— start —

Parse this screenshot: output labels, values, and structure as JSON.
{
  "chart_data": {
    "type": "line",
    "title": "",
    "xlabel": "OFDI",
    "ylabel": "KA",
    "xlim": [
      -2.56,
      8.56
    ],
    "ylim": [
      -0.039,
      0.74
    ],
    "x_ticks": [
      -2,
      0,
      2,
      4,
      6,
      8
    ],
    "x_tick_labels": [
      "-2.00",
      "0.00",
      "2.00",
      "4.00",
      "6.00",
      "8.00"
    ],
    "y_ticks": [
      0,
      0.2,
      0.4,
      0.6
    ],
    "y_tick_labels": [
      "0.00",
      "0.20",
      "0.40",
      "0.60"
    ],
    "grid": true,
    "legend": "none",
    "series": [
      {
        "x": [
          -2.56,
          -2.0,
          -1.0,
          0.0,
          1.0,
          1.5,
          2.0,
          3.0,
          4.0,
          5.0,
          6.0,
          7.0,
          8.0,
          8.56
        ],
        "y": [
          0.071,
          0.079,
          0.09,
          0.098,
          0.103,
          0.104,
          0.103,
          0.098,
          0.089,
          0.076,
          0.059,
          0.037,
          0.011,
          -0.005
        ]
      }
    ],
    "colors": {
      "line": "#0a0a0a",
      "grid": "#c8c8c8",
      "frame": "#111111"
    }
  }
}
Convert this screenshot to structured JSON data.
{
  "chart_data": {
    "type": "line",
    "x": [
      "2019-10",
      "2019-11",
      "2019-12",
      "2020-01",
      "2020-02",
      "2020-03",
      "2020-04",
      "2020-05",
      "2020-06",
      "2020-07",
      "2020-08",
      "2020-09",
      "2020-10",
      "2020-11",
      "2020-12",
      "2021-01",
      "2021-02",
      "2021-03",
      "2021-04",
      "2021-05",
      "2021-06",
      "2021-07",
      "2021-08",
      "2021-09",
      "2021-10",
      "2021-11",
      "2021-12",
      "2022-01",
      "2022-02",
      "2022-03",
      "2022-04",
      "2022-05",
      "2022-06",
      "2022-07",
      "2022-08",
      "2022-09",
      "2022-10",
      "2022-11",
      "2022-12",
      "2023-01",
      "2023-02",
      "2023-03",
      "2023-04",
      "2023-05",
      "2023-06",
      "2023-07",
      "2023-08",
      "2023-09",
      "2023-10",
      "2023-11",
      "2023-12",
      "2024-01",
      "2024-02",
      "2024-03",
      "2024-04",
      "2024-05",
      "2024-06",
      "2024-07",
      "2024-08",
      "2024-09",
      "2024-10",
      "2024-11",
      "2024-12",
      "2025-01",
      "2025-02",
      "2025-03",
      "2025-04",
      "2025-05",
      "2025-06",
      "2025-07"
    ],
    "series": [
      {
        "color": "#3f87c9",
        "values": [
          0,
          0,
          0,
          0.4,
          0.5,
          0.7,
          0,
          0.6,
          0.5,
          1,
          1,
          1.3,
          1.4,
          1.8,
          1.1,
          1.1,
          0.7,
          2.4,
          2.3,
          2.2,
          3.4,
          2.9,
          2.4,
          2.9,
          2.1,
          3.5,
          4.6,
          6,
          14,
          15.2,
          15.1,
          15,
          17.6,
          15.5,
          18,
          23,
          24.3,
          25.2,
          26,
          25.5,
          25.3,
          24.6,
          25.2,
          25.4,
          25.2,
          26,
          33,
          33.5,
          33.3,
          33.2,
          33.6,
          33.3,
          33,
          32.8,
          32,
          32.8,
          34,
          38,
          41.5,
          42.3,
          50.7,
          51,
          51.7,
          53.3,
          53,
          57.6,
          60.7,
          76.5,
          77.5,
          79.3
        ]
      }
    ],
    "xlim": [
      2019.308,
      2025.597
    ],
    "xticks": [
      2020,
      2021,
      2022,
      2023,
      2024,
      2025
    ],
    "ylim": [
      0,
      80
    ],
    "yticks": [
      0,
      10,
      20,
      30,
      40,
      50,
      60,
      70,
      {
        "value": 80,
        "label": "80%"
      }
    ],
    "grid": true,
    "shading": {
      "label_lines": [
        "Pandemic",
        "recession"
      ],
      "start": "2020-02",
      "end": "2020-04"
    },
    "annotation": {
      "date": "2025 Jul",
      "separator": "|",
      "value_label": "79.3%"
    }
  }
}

— end —

== Given task ==
Identify the lines in the entries above that contain "JSON", then copy them out.

== Solution below ==
Parse this screenshot: output labels, values, and structure as JSON.
Convert this screenshot to structured JSON data.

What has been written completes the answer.